REQUIRED TASK:
Pull out every line of the listing below where "Number" appears.

DATASET RECORDS:

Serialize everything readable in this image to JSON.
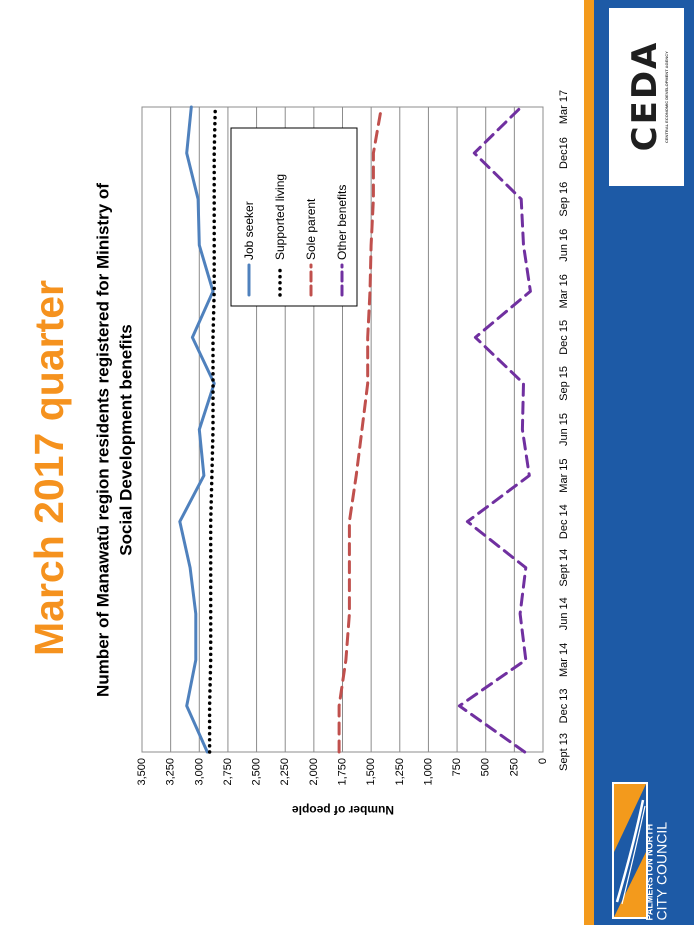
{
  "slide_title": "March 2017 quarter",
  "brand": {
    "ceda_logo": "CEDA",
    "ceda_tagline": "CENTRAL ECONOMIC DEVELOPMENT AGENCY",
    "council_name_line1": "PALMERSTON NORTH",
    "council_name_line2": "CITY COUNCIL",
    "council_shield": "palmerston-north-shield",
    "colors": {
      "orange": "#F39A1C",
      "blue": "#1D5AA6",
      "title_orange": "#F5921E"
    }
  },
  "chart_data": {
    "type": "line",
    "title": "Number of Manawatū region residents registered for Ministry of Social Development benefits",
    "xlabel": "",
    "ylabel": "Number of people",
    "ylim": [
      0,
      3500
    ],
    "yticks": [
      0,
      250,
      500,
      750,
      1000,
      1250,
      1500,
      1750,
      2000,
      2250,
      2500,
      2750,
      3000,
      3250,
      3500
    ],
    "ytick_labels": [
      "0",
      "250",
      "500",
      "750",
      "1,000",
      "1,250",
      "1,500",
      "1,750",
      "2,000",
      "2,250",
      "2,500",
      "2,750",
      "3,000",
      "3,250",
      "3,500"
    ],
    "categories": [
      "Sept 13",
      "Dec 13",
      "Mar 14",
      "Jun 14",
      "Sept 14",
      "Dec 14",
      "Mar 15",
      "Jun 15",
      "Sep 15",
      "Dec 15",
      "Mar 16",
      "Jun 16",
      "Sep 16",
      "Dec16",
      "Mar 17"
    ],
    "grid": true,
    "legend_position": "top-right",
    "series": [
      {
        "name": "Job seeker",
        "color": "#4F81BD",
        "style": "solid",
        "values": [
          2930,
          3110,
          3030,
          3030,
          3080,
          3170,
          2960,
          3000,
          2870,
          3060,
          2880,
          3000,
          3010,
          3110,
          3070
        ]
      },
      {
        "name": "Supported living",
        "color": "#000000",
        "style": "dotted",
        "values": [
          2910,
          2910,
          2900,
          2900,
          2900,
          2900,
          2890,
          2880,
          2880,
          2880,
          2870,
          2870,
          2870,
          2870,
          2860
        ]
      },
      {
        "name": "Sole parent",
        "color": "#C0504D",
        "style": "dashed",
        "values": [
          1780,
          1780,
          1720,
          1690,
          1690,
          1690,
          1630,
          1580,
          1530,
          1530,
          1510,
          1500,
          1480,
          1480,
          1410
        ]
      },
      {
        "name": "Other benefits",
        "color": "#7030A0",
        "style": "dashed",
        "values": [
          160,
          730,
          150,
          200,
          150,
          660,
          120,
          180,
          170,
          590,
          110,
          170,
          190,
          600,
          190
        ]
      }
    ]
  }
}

CORRECT RESULT:
    "title": "Number of Manawatū region residents registered for Ministry of Social Development benefits",
    "ylabel": "Number of people",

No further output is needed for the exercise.